#### Supplied information ####

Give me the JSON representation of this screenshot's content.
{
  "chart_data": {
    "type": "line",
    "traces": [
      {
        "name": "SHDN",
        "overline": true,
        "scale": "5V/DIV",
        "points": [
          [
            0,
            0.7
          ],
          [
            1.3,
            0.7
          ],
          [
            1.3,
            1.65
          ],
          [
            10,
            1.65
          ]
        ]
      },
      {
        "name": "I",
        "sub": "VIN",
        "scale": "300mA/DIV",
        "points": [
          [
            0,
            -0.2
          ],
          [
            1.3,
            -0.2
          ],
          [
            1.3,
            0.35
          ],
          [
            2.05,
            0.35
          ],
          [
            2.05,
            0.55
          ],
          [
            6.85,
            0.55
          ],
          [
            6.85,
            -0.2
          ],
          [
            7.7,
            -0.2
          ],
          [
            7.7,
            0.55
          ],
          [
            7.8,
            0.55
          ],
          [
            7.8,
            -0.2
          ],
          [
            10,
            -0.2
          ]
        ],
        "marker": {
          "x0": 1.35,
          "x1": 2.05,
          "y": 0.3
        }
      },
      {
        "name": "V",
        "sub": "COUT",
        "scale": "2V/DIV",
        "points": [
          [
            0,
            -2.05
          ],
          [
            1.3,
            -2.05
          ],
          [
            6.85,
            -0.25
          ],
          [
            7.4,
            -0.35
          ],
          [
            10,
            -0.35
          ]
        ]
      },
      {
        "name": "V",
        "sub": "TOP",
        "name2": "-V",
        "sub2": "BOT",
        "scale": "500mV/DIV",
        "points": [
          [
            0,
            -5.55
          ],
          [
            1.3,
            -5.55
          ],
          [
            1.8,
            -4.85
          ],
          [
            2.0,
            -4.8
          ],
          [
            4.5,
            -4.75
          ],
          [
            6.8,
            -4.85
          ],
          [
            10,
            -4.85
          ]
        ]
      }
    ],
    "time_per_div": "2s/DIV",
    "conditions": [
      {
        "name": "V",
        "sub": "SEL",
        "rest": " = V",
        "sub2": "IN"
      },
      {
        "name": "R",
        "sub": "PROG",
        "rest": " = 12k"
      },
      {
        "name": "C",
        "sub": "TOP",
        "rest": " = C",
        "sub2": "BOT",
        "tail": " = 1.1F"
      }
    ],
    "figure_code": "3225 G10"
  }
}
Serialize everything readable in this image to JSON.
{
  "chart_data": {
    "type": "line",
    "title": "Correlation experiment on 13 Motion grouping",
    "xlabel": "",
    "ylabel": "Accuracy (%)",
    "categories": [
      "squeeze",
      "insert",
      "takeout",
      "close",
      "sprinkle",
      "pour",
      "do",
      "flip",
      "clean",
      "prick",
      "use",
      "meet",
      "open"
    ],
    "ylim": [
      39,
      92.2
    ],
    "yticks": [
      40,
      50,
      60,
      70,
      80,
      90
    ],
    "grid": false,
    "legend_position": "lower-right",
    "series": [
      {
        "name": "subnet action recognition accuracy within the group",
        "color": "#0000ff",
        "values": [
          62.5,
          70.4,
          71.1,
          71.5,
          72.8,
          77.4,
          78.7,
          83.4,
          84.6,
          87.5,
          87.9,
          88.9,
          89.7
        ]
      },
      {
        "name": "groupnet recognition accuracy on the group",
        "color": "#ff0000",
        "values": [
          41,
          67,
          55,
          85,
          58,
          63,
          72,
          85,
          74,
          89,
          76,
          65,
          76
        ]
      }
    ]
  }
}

####

What to produce |
All lines in the data that contain the word "this" should be copied.

Complete answer |
Give me the JSON representation of this screenshot's content.
Serialize everything readable in this image to JSON.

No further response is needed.